* _Given records_
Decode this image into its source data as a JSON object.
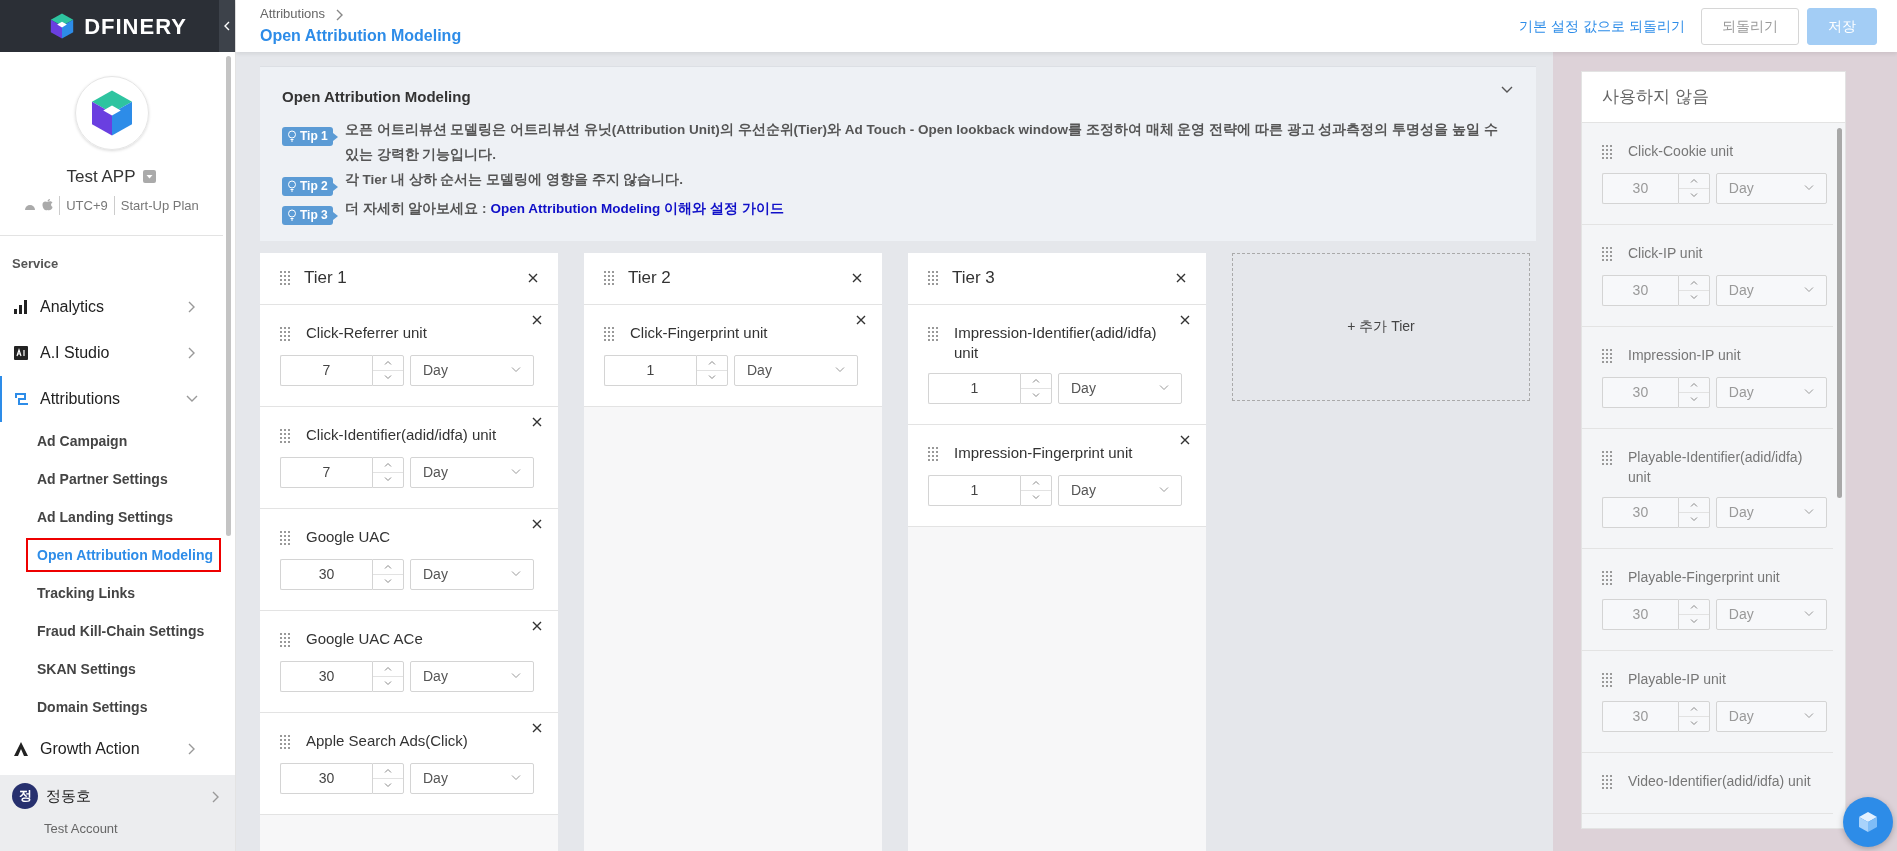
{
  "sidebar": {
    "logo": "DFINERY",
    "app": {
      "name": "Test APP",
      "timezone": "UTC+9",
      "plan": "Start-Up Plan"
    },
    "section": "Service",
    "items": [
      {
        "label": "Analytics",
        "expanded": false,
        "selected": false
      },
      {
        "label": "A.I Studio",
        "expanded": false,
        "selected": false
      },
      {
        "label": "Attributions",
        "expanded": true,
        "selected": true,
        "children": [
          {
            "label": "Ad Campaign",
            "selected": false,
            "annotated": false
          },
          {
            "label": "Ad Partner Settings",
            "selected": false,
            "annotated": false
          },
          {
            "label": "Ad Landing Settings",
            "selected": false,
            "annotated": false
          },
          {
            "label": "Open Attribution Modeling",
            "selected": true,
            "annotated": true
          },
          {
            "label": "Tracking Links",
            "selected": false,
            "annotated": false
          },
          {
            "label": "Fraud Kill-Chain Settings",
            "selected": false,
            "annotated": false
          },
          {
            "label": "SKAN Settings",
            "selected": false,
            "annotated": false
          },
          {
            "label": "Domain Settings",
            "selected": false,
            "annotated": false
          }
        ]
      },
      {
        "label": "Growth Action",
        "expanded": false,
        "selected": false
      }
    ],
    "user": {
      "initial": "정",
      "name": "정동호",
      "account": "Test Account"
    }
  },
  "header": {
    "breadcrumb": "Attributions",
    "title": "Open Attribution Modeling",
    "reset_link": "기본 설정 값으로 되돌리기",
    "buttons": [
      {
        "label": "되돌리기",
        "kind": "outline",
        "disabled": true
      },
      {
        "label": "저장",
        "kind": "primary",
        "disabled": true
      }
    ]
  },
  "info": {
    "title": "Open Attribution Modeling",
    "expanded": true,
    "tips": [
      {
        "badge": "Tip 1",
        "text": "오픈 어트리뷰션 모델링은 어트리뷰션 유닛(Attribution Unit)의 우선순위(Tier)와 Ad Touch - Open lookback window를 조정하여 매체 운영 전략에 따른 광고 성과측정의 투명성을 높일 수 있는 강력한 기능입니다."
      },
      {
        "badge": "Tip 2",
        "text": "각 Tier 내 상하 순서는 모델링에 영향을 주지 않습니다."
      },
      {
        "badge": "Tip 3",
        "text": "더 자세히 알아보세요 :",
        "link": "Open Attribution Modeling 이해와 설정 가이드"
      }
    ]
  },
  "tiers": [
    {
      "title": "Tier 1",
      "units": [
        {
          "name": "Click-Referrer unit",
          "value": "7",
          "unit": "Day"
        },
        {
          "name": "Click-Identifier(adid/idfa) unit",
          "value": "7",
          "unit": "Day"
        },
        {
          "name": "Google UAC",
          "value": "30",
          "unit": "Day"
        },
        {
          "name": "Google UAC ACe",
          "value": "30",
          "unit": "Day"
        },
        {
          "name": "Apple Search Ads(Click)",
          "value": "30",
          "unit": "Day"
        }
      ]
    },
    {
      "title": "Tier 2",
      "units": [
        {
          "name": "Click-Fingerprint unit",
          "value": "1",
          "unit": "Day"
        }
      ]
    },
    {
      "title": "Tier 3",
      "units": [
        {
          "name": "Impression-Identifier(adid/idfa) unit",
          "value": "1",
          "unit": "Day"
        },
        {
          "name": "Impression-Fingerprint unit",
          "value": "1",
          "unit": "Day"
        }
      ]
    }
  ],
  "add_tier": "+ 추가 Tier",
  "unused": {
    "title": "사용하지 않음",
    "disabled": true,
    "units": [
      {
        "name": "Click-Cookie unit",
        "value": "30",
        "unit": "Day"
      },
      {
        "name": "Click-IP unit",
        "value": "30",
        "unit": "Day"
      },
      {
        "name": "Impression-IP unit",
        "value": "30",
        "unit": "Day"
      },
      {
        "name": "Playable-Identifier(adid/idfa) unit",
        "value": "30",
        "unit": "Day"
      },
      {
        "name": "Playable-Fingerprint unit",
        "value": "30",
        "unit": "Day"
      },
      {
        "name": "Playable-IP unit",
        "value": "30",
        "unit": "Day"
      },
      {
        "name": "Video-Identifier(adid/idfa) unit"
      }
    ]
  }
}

==

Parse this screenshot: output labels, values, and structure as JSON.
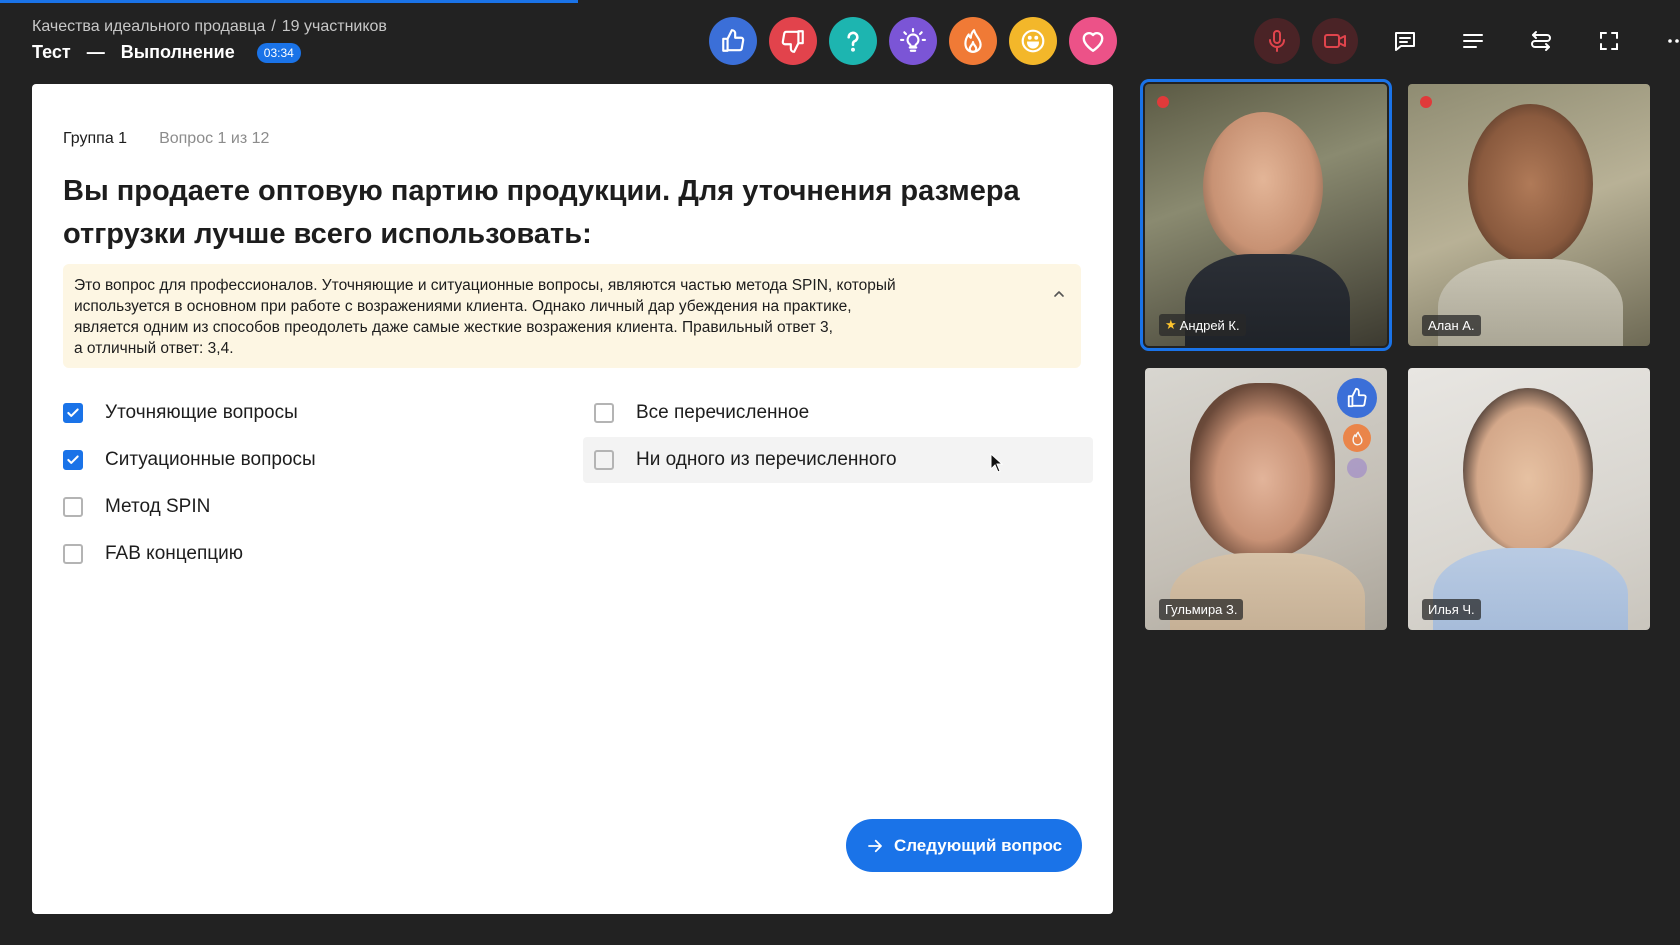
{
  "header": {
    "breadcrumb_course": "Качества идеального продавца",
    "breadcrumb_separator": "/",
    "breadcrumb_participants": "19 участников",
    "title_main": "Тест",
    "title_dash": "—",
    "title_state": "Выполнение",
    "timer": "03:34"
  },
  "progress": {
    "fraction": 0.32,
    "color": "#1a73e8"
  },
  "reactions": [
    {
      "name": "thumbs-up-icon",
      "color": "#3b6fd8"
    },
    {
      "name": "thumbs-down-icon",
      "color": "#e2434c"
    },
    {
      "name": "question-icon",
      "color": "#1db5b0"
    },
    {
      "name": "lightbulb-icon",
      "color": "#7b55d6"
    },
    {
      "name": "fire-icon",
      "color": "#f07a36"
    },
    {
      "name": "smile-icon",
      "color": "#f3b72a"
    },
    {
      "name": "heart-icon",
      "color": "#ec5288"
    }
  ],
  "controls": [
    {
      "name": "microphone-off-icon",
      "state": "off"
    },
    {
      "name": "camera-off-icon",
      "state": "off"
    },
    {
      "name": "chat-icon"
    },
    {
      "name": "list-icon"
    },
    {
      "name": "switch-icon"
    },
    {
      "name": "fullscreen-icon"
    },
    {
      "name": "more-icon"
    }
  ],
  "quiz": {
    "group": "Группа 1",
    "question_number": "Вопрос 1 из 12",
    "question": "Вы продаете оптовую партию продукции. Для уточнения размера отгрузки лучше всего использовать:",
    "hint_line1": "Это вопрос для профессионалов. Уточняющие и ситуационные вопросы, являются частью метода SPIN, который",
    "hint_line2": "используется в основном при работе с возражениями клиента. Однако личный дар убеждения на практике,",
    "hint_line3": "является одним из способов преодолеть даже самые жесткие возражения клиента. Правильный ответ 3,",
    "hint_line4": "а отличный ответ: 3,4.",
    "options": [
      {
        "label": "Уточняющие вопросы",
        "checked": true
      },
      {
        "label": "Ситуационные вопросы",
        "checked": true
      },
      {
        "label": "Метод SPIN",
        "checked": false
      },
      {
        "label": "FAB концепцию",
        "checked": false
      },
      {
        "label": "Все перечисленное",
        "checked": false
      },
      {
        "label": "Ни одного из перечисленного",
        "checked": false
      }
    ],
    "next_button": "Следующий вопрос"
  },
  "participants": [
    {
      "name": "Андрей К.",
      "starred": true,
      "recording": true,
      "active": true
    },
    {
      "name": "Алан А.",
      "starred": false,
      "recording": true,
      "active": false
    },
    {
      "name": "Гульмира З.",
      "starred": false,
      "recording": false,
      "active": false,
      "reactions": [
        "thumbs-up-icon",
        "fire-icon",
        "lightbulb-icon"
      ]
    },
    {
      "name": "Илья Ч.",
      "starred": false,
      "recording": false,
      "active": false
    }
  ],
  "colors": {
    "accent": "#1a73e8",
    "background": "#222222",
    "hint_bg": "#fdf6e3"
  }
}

* _Exercise requirements_
Copy out every line from the records that has the word "adid".

* _Result for this exercise_
          "name": "Click-Identifier(adid/idfa) unit",
          "name": "Impression-Identifier(adid/idfa) unit",
        "name": "Playable-Identifier(adid/idfa) unit",
        "name": "Video-Identifier(adid/idfa) unit"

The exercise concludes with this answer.